#### [RECORDED INFORMATION]
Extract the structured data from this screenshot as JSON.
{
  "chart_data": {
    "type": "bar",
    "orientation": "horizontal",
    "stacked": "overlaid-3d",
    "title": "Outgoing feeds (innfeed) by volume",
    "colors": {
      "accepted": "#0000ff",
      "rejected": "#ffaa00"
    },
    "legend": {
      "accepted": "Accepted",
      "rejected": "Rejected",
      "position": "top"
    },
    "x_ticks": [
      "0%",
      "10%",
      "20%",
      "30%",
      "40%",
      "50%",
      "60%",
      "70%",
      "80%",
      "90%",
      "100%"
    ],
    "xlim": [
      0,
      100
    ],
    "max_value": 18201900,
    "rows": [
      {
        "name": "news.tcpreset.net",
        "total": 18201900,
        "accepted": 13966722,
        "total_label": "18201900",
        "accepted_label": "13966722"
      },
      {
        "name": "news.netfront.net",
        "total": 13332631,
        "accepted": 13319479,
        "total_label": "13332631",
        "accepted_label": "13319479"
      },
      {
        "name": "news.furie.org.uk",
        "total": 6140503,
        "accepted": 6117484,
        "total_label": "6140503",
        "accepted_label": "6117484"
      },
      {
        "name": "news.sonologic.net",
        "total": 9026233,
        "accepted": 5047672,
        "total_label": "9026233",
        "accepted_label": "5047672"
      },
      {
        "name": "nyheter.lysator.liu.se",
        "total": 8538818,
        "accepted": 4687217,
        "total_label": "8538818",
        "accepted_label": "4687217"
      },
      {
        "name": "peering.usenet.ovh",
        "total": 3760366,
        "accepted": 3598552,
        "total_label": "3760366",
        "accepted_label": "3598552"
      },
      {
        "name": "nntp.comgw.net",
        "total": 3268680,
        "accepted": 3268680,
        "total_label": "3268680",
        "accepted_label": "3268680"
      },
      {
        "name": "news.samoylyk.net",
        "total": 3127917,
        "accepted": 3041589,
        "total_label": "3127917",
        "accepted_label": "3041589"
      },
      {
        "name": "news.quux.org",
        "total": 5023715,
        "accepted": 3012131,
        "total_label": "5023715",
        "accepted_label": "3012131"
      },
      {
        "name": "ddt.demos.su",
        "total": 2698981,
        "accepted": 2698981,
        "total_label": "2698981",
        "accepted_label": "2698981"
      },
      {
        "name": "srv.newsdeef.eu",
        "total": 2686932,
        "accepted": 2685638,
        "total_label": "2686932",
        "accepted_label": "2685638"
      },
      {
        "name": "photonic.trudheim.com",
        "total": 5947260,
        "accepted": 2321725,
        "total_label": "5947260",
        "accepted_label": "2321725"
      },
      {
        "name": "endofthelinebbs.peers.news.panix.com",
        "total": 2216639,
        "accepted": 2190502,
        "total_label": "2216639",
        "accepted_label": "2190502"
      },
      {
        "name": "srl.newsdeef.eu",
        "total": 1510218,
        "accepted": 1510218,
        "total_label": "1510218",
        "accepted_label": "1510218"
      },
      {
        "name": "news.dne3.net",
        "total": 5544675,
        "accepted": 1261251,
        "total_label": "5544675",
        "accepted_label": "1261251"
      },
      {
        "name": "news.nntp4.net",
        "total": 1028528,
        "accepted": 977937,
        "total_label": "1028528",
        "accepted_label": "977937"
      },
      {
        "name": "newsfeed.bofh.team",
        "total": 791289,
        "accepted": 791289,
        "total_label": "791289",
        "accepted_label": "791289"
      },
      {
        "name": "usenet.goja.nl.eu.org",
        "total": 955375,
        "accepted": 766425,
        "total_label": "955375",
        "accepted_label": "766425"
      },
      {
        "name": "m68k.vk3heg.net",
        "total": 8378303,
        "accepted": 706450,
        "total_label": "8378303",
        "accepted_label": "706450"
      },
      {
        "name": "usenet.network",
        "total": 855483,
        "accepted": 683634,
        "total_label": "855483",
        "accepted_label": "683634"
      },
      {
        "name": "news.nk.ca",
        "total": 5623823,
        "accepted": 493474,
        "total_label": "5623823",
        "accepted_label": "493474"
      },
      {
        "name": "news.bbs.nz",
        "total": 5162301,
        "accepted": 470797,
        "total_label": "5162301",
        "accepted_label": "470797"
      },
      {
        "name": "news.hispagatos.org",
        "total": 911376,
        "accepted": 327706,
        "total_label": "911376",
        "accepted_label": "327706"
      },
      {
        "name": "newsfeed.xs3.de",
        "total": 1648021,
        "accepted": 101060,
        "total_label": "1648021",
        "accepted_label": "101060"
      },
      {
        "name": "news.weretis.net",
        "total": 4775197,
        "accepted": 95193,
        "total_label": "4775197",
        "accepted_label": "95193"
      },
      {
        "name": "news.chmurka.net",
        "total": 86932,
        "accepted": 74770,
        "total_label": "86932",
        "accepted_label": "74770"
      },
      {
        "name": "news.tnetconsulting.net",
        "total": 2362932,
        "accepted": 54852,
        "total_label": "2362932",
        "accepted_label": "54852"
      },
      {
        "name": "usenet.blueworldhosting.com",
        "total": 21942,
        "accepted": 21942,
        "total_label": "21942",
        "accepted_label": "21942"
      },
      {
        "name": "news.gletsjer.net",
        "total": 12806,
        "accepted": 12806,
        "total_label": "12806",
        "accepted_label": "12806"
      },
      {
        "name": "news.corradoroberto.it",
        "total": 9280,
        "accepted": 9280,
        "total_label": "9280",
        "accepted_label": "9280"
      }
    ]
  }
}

#### [GIVEN INSTRUCTION]
Find every line in the records above that holds the word "newsdeef", and copy each one.

#### [TASK OUTPUT]
        "name": "srv.newsdeef.eu",
        "name": "srl.newsdeef.eu",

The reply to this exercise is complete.